## begin Dataset

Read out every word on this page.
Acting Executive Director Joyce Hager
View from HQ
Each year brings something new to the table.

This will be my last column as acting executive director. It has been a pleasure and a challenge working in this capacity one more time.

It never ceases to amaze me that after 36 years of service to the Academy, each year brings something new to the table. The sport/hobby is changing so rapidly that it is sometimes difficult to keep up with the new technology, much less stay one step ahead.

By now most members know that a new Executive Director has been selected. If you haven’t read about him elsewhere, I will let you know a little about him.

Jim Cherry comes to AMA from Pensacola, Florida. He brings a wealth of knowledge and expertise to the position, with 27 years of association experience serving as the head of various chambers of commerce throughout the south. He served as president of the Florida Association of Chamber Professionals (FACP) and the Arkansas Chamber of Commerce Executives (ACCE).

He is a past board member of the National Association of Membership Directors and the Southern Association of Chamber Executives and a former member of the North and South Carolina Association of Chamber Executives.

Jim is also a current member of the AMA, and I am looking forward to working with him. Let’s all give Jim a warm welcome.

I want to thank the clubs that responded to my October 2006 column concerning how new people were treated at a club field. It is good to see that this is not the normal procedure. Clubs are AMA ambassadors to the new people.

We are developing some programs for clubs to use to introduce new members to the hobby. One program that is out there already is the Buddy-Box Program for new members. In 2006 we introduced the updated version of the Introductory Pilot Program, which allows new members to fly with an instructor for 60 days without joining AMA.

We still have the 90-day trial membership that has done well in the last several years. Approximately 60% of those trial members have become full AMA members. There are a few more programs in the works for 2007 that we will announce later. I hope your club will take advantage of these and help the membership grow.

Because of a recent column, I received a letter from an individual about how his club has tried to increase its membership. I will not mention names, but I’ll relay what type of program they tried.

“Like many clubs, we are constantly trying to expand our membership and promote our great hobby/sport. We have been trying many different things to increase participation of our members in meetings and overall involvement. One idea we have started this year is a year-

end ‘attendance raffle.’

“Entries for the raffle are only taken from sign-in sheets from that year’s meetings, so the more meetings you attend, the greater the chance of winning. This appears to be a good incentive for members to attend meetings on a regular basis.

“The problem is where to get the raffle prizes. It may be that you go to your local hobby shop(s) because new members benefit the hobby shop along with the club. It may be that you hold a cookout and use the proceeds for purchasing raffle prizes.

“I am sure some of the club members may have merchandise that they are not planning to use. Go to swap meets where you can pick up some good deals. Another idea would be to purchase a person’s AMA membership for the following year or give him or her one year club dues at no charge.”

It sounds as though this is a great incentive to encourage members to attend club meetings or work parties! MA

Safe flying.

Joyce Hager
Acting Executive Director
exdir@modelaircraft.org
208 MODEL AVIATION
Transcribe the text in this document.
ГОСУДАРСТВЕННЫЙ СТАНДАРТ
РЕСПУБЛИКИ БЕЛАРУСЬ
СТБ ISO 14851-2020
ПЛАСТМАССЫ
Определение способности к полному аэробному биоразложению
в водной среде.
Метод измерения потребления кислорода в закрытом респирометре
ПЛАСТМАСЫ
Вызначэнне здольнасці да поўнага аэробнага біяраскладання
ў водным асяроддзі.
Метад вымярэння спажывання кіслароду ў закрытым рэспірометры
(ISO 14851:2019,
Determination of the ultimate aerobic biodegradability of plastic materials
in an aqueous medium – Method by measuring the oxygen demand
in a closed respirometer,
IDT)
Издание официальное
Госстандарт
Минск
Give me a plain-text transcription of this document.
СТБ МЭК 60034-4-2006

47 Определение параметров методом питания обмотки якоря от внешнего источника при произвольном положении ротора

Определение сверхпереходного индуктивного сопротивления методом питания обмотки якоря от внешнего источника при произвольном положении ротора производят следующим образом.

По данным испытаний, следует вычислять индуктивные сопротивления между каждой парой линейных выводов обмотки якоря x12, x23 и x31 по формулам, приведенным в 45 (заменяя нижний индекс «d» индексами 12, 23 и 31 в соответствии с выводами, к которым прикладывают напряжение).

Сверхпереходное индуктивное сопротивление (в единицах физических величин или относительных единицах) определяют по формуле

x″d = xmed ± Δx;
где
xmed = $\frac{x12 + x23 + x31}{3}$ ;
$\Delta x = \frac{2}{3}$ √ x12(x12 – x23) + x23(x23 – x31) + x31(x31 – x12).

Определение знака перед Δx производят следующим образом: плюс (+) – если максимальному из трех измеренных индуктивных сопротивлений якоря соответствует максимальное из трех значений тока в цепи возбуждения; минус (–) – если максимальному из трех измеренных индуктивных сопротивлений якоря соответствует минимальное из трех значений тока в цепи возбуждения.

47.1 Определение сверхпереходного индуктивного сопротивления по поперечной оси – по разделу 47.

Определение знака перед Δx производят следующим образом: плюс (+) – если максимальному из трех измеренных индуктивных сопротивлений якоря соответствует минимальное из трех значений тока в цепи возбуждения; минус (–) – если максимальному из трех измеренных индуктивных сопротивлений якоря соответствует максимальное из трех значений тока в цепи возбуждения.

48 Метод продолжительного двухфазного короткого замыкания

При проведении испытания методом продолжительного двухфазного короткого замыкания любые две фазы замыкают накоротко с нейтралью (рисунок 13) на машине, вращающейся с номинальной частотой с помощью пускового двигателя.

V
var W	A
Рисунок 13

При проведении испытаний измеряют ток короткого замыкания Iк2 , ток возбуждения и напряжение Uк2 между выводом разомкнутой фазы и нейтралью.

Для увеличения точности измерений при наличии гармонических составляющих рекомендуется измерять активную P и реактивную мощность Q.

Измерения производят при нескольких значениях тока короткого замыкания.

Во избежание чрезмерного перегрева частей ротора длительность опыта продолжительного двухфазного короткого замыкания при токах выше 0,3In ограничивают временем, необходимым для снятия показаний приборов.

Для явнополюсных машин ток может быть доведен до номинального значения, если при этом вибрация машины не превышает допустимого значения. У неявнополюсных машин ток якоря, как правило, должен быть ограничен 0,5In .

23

## end Dataset

▸ **Exercise directions**: All of the entries need to be reproduced exactly; please write them out.

▸ **Answer below**:
Read out every word on this page.
Acting Executive Director Joyce Hager
View from HQ
Each year brings something new to the table.

This will be my last column as acting executive director. It has been a pleasure and a challenge working in this capacity one more time.

It never ceases to amaze me that after 36 years of service to the Academy, each year brings something new to the table. The sport/hobby is changing so rapidly that it is sometimes difficult to keep up with the new technology, much less stay one step ahead.

By now most members know that a new Executive Director has been selected. If you haven’t read about him elsewhere, I will let you know a little about him.

Jim Cherry comes to AMA from Pensacola, Florida. He brings a wealth of knowledge and expertise to the position, with 27 years of association experience serving as the head of various chambers of commerce throughout the south. He served as president of the Florida Association of Chamber Professionals (FACP) and the Arkansas Chamber of Commerce Executives (ACCE).

He is a past board member of the National Association of Membership Directors and the Southern Association of Chamber Executives and a former member of the North and South Carolina Association of Chamber Executives.

Jim is also a current member of the AMA, and I am looking forward to working with him. Let’s all give Jim a warm welcome.

I want to thank the clubs that responded to my October 2006 column concerning how new people were treated at a club field. It is good to see that this is not the normal procedure. Clubs are AMA ambassadors to the new people.

We are developing some programs for clubs to use to introduce new members to the hobby. One program that is out there already is the Buddy-Box Program for new members. In 2006 we introduced the updated version of the Introductory Pilot Program, which allows new members to fly with an instructor for 60 days without joining AMA.

We still have the 90-day trial membership that has done well in the last several years. Approximately 60% of those trial members have become full AMA members. There are a few more programs in the works for 2007 that we will announce later. I hope your club will take advantage of these and help the membership grow.

Because of a recent column, I received a letter from an individual about how his club has tried to increase its membership. I will not mention names, but I’ll relay what type of program they tried.

“Like many clubs, we are constantly trying to expand our membership and promote our great hobby/sport. We have been trying many different things to increase participation of our members in meetings and overall involvement. One idea we have started this year is a year-

end ‘attendance raffle.’

“Entries for the raffle are only taken from sign-in sheets from that year’s meetings, so the more meetings you attend, the greater the chance of winning. This appears to be a good incentive for members to attend meetings on a regular basis.

“The problem is where to get the raffle prizes. It may be that you go to your local hobby shop(s) because new members benefit the hobby shop along with the club. It may be that you hold a cookout and use the proceeds for purchasing raffle prizes.

“I am sure some of the club members may have merchandise that they are not planning to use. Go to swap meets where you can pick up some good deals. Another idea would be to purchase a person’s AMA membership for the following year or give him or her one year club dues at no charge.”

It sounds as though this is a great incentive to encourage members to attend club meetings or work parties! MA

Safe flying.

Joyce Hager
Acting Executive Director
exdir@modelaircraft.org
208 MODEL AVIATION
Transcribe the text in this document.
ГОСУДАРСТВЕННЫЙ СТАНДАРТ
РЕСПУБЛИКИ БЕЛАРУСЬ
СТБ ISO 14851-2020
ПЛАСТМАССЫ
Определение способности к полному аэробному биоразложению
в водной среде.
Метод измерения потребления кислорода в закрытом респирометре
ПЛАСТМАСЫ
Вызначэнне здольнасці да поўнага аэробнага біяраскладання
ў водным асяроддзі.
Метад вымярэння спажывання кіслароду ў закрытым рэспірометры
(ISO 14851:2019,
Determination of the ultimate aerobic biodegradability of plastic materials
in an aqueous medium – Method by measuring the oxygen demand
in a closed respirometer,
IDT)
Издание официальное
Госстандарт
Минск
Give me a plain-text transcription of this document.
СТБ МЭК 60034-4-2006

47 Определение параметров методом питания обмотки якоря от внешнего источника при произвольном положении ротора

Определение сверхпереходного индуктивного сопротивления методом питания обмотки якоря от внешнего источника при произвольном положении ротора производят следующим образом.

По данным испытаний, следует вычислять индуктивные сопротивления между каждой парой линейных выводов обмотки якоря x12, x23 и x31 по формулам, приведенным в 45 (заменяя нижний индекс «d» индексами 12, 23 и 31 в соответствии с выводами, к которым прикладывают напряжение).

Сверхпереходное индуктивное сопротивление (в единицах физических величин или относительных единицах) определяют по формуле

x″d = xmed ± Δx;
где
xmed = $\frac{x12 + x23 + x31}{3}$ ;
$\Delta x = \frac{2}{3}$ √ x12(x12 – x23) + x23(x23 – x31) + x31(x31 – x12).

Определение знака перед Δx производят следующим образом: плюс (+) – если максимальному из трех измеренных индуктивных сопротивлений якоря соответствует максимальное из трех значений тока в цепи возбуждения; минус (–) – если максимальному из трех измеренных индуктивных сопротивлений якоря соответствует минимальное из трех значений тока в цепи возбуждения.

47.1 Определение сверхпереходного индуктивного сопротивления по поперечной оси – по разделу 47.

Определение знака перед Δx производят следующим образом: плюс (+) – если максимальному из трех измеренных индуктивных сопротивлений якоря соответствует минимальное из трех значений тока в цепи возбуждения; минус (–) – если максимальному из трех измеренных индуктивных сопротивлений якоря соответствует максимальное из трех значений тока в цепи возбуждения.

48 Метод продолжительного двухфазного короткого замыкания

При проведении испытания методом продолжительного двухфазного короткого замыкания любые две фазы замыкают накоротко с нейтралью (рисунок 13) на машине, вращающейся с номинальной частотой с помощью пускового двигателя.

V
var W	A
Рисунок 13

При проведении испытаний измеряют ток короткого замыкания Iк2 , ток возбуждения и напряжение Uк2 между выводом разомкнутой фазы и нейтралью.

Для увеличения точности измерений при наличии гармонических составляющих рекомендуется измерять активную P и реактивную мощность Q.

Измерения производят при нескольких значениях тока короткого замыкания.

Во избежание чрезмерного перегрева частей ротора длительность опыта продолжительного двухфазного короткого замыкания при токах выше 0,3In ограничивают временем, необходимым для снятия показаний приборов.

Для явнополюсных машин ток может быть доведен до номинального значения, если при этом вибрация машины не превышает допустимого значения. У неявнополюсных машин ток якоря, как правило, должен быть ограничен 0,5In .

23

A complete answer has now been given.